(Data entries)
#####
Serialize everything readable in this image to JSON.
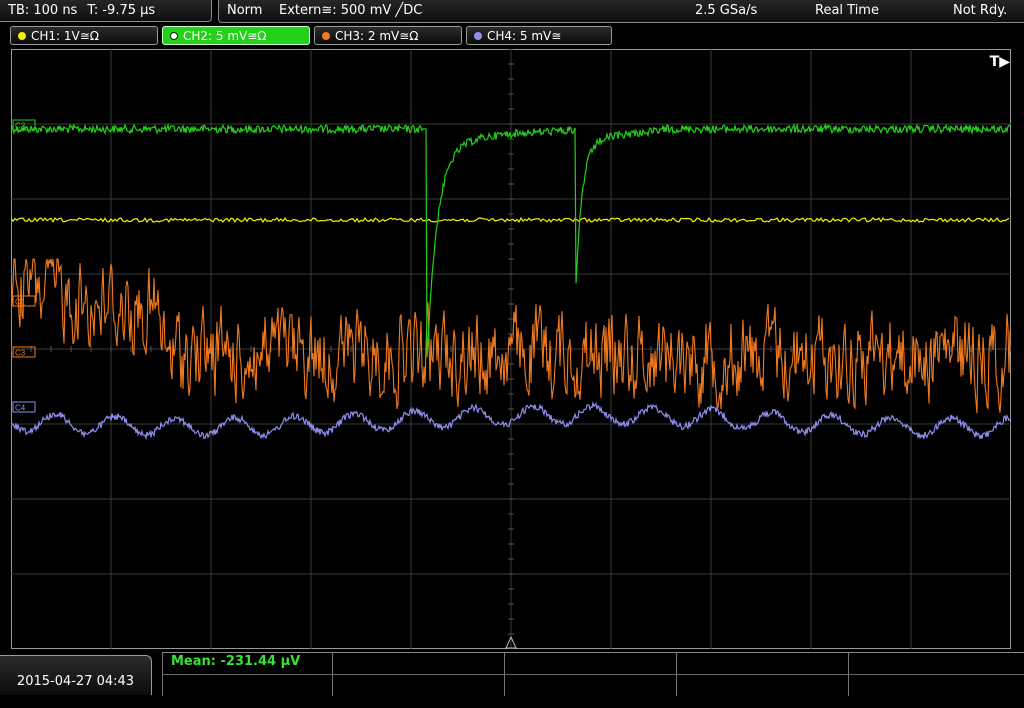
{
  "status": {
    "timebase": "TB: 100 ns",
    "trigger_time": "T: -9.75 µs",
    "mode": "Norm",
    "trigger_source": "Extern≅: 500 mV ╱DC",
    "sample_rate": "2.5 GSa/s",
    "acq_mode": "Real Time",
    "state": "Not Rdy."
  },
  "channels": [
    {
      "label": "CH1: 1V≅Ω",
      "color": "#f2f200",
      "active": false
    },
    {
      "label": "CH2: 5 mV≅Ω",
      "color": "#23d11b",
      "active": true
    },
    {
      "label": "CH3: 2 mV≅Ω",
      "color": "#f07a20",
      "active": false
    },
    {
      "label": "CH4: 5 mV≅",
      "color": "#8f8ff0",
      "active": false
    }
  ],
  "markers": {
    "c1": "C1",
    "c2": "C2",
    "c3": "C3",
    "c4": "C4",
    "trigger": "T▶"
  },
  "footer": {
    "datetime": "2015-04-27 04:43",
    "measurement": "Mean: -231.44 µV"
  },
  "colors": {
    "ch1": "#f2f200",
    "ch2": "#23d11b",
    "ch3": "#f07a20",
    "ch4": "#8f8ff0",
    "grid": "#3a3a3a"
  }
}
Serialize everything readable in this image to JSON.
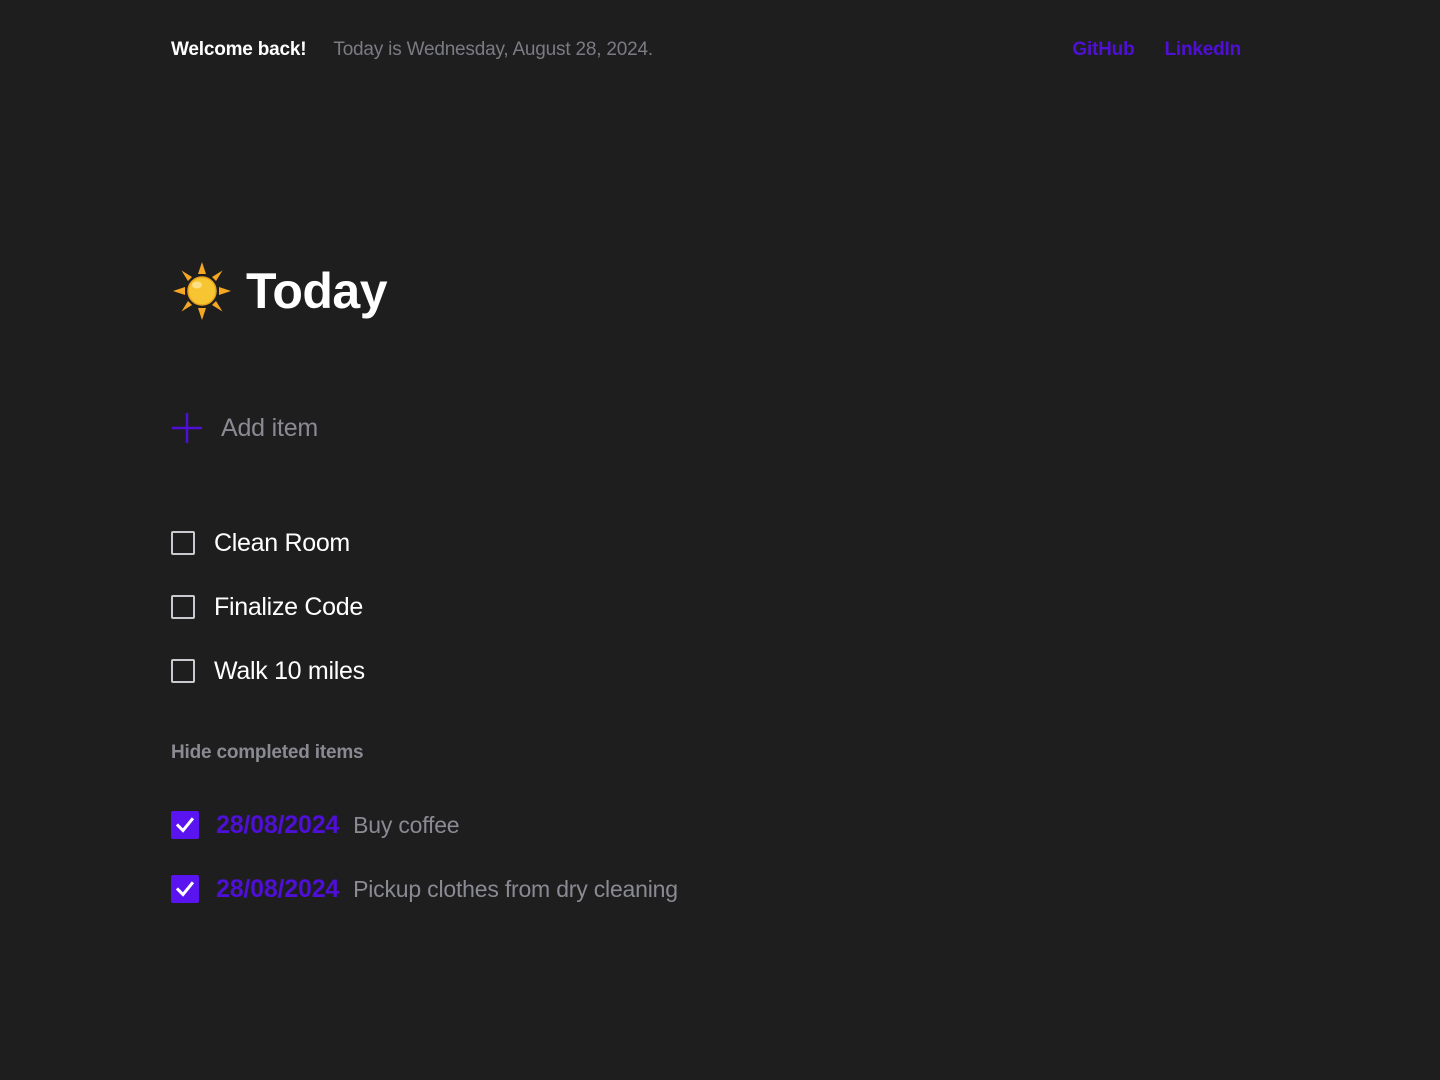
{
  "header": {
    "welcome": "Welcome back!",
    "date_text": "Today is Wednesday, August 28, 2024.",
    "links": {
      "github": "GitHub",
      "linkedin": "LinkedIn"
    }
  },
  "main": {
    "icon": "sun-icon",
    "title": "Today",
    "add_item_label": "Add item",
    "todos": [
      {
        "label": "Clean Room",
        "checked": false
      },
      {
        "label": "Finalize Code",
        "checked": false
      },
      {
        "label": "Walk 10 miles",
        "checked": false
      }
    ],
    "hide_completed_label": "Hide completed items",
    "completed": [
      {
        "date": "28/08/2024",
        "label": "Buy coffee",
        "checked": true
      },
      {
        "date": "28/08/2024",
        "label": "Pickup clothes from dry cleaning",
        "checked": true
      }
    ]
  },
  "colors": {
    "background": "#1e1e1f",
    "accent": "#4f0fd6",
    "checkbox_fill": "#5a14f0",
    "muted_text": "#8a8a92",
    "sun": "#f5b82e"
  }
}
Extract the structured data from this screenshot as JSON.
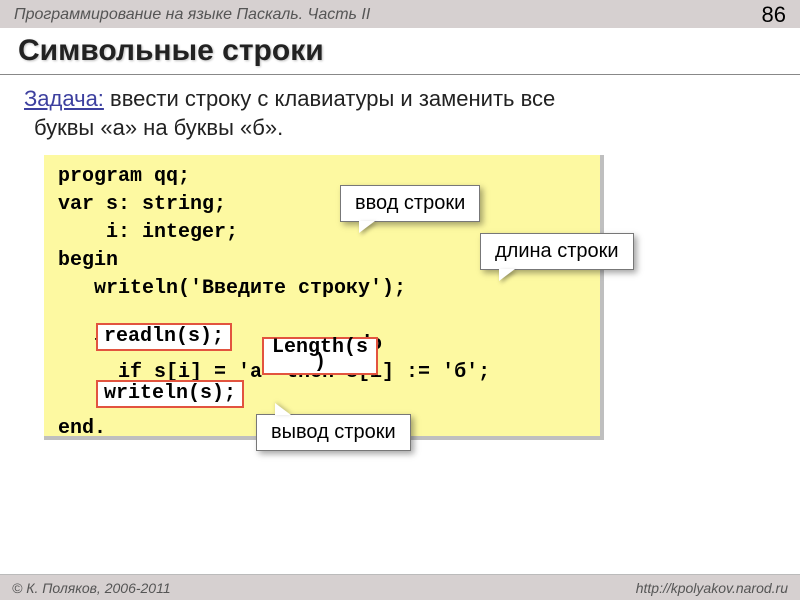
{
  "header": {
    "doc_title": "Программирование на языке Паскаль. Часть II",
    "page_number": "86"
  },
  "title": "Символьные строки",
  "problem": {
    "lead": "Задача:",
    "text_line1": " ввести строку с клавиатуры и заменить все",
    "text_line2": "буквы «а» на буквы «б»."
  },
  "code": {
    "l1": "program qq;",
    "l2": "var s: string;",
    "l3": "    i: integer;",
    "l4": "begin",
    "l5": "   writeln('Введите строку');",
    "l6_blank": "",
    "l7": "   for i:=1 to           do",
    "l8": "     if s[i] = 'а' then s[i] := 'б';",
    "l9_blank": "",
    "l10": "end.",
    "hl_readln": "readln(s);",
    "hl_writeln": "writeln(s);",
    "hl_length_l1": "Length(s",
    "hl_length_l2": ")"
  },
  "callouts": {
    "input": "ввод строки",
    "length": "длина строки",
    "output": "вывод строки"
  },
  "footer": {
    "copyright": "© К. Поляков, 2006-2011",
    "url": "http://kpolyakov.narod.ru"
  }
}
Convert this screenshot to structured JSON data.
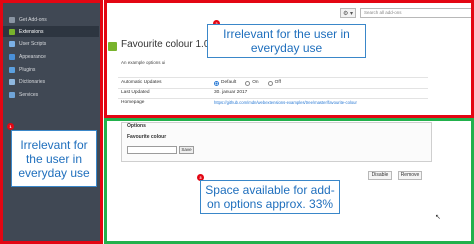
{
  "sidebar": {
    "items": [
      {
        "label": "Get Add-ons",
        "icon": "get-addons-icon",
        "color": "#8a95a3",
        "active": false
      },
      {
        "label": "Extensions",
        "icon": "extensions-icon",
        "color": "#78b32c",
        "active": true
      },
      {
        "label": "User Scripts",
        "icon": "user-scripts-icon",
        "color": "#7bb0e6",
        "active": false
      },
      {
        "label": "Appearance",
        "icon": "appearance-icon",
        "color": "#4a90d9",
        "active": false
      },
      {
        "label": "Plugins",
        "icon": "plugins-icon",
        "color": "#5ba0e0",
        "active": false
      },
      {
        "label": "Dictionaries",
        "icon": "dictionaries-icon",
        "color": "#8fb8e0",
        "active": false
      },
      {
        "label": "Services",
        "icon": "services-icon",
        "color": "#6fa4d8",
        "active": false
      }
    ]
  },
  "toolbar": {
    "gear_label": "⚙ ▾",
    "search_placeholder": "Search all add-ons"
  },
  "addon": {
    "title": "Favourite colour 1.0",
    "description": "An example options ui",
    "details": {
      "auto_updates_label": "Automatic Updates",
      "radio_default": "Default",
      "radio_on": "On",
      "radio_off": "Off",
      "last_updated_label": "Last Updated",
      "last_updated_value": "30. januar 2017",
      "homepage_label": "Homepage",
      "homepage_value": "https://github.com/mdn/webextensions-examples/tree/master/favourite-colour"
    }
  },
  "options": {
    "legend": "Options",
    "field_label": "Favourite colour",
    "field_value": "",
    "save_label": "Save"
  },
  "actions": {
    "disable_label": "Disable",
    "remove_label": "Remove"
  },
  "annotations": {
    "left": {
      "badge": "1",
      "text": "Irrelevant for the user in everyday use"
    },
    "top": {
      "badge": "2",
      "text": "Irrelevant for the user in everyday use"
    },
    "bottom": {
      "badge": "3",
      "text": "Space available for add-on options approx. 33%"
    }
  },
  "colors": {
    "frame_red": "#e30613",
    "frame_green": "#22b14c",
    "callout_blue": "#1f6fbd",
    "sidebar_bg": "#404854"
  }
}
#####
• [WRITTEN EXERCISE]:
Write out the whole listing again, exactly, with no pictures.

• [TASK OUTPUT]:
Serialize everything readable in this image to JSON.
{
  "status": {
    "timebase": "TB: 100 ns",
    "trigger_time": "T: -9.75 µs",
    "mode": "Norm",
    "trigger_source": "Extern≅: 500 mV ╱DC",
    "sample_rate": "2.5 GSa/s",
    "acq_mode": "Real Time",
    "state": "Not Rdy."
  },
  "channels": [
    {
      "label": "CH1: 1V≅Ω",
      "color": "#f2f200",
      "active": false
    },
    {
      "label": "CH2: 5 mV≅Ω",
      "color": "#23d11b",
      "active": true
    },
    {
      "label": "CH3: 2 mV≅Ω",
      "color": "#f07a20",
      "active": false
    },
    {
      "label": "CH4: 5 mV≅",
      "color": "#8f8ff0",
      "active": false
    }
  ],
  "markers": {
    "c1": "C1",
    "c2": "C2",
    "c3": "C3",
    "c4": "C4",
    "trigger": "T▶"
  },
  "footer": {
    "datetime": "2015-04-27 04:43",
    "measurement": "Mean: -231.44 µV"
  },
  "colors": {
    "ch1": "#f2f200",
    "ch2": "#23d11b",
    "ch3": "#f07a20",
    "ch4": "#8f8ff0",
    "grid": "#3a3a3a"
  }
}
Serialize everything readable in this image to JSON.
{
  "header": {
    "welcome": "Welcome back!",
    "date_text": "Today is Wednesday, August 28, 2024.",
    "links": {
      "github": "GitHub",
      "linkedin": "LinkedIn"
    }
  },
  "main": {
    "icon": "sun-icon",
    "title": "Today",
    "add_item_label": "Add item",
    "todos": [
      {
        "label": "Clean Room",
        "checked": false
      },
      {
        "label": "Finalize Code",
        "checked": false
      },
      {
        "label": "Walk 10 miles",
        "checked": false
      }
    ],
    "hide_completed_label": "Hide completed items",
    "completed": [
      {
        "date": "28/08/2024",
        "label": "Buy coffee",
        "checked": true
      },
      {
        "date": "28/08/2024",
        "label": "Pickup clothes from dry cleaning",
        "checked": true
      }
    ]
  },
  "colors": {
    "background": "#1e1e1f",
    "accent": "#4f0fd6",
    "checkbox_fill": "#5a14f0",
    "muted_text": "#8a8a92",
    "sun": "#f5b82e"
  }
}
Extract the structured data from this screenshot as JSON.
{
  "header": {
    "doc_title": "Программирование на языке Паскаль. Часть II",
    "page_number": "86"
  },
  "title": "Символьные строки",
  "problem": {
    "lead": "Задача:",
    "text_line1": " ввести строку с клавиатуры и заменить все",
    "text_line2": "буквы «а» на буквы «б»."
  },
  "code": {
    "l1": "program qq;",
    "l2": "var s: string;",
    "l3": "    i: integer;",
    "l4": "begin",
    "l5": "   writeln('Введите строку');",
    "l6_blank": "",
    "l7": "   for i:=1 to           do",
    "l8": "     if s[i] = 'а' then s[i] := 'б';",
    "l9_blank": "",
    "l10": "end.",
    "hl_readln": "readln(s);",
    "hl_writeln": "writeln(s);",
    "hl_length_l1": "Length(s",
    "hl_length_l2": ")"
  },
  "callouts": {
    "input": "ввод строки",
    "length": "длина строки",
    "output": "вывод строки"
  },
  "footer": {
    "copyright": "© К. Поляков, 2006-2011",
    "url": "http://kpolyakov.narod.ru"
  }
}
Convert this screenshot to structured JSON data.
{
  "sidebar": {
    "items": [
      {
        "label": "Get Add-ons",
        "icon": "get-addons-icon",
        "color": "#8a95a3",
        "active": false
      },
      {
        "label": "Extensions",
        "icon": "extensions-icon",
        "color": "#78b32c",
        "active": true
      },
      {
        "label": "User Scripts",
        "icon": "user-scripts-icon",
        "color": "#7bb0e6",
        "active": false
      },
      {
        "label": "Appearance",
        "icon": "appearance-icon",
        "color": "#4a90d9",
        "active": false
      },
      {
        "label": "Plugins",
        "icon": "plugins-icon",
        "color": "#5ba0e0",
        "active": false
      },
      {
        "label": "Dictionaries",
        "icon": "dictionaries-icon",
        "color": "#8fb8e0",
        "active": false
      },
      {
        "label": "Services",
        "icon": "services-icon",
        "color": "#6fa4d8",
        "active": false
      }
    ]
  },
  "toolbar": {
    "gear_label": "⚙ ▾",
    "search_placeholder": "Search all add-ons"
  },
  "addon": {
    "title": "Favourite colour 1.0",
    "description": "An example options ui",
    "details": {
      "auto_updates_label": "Automatic Updates",
      "radio_default": "Default",
      "radio_on": "On",
      "radio_off": "Off",
      "last_updated_label": "Last Updated",
      "last_updated_value": "30. januar 2017",
      "homepage_label": "Homepage",
      "homepage_value": "https://github.com/mdn/webextensions-examples/tree/master/favourite-colour"
    }
  },
  "options": {
    "legend": "Options",
    "field_label": "Favourite colour",
    "field_value": "",
    "save_label": "Save"
  },
  "actions": {
    "disable_label": "Disable",
    "remove_label": "Remove"
  },
  "annotations": {
    "left": {
      "badge": "1",
      "text": "Irrelevant for the user in everyday use"
    },
    "top": {
      "badge": "2",
      "text": "Irrelevant for the user in everyday use"
    },
    "bottom": {
      "badge": "3",
      "text": "Space available for add-on options approx. 33%"
    }
  },
  "colors": {
    "frame_red": "#e30613",
    "frame_green": "#22b14c",
    "callout_blue": "#1f6fbd",
    "sidebar_bg": "#404854"
  }
}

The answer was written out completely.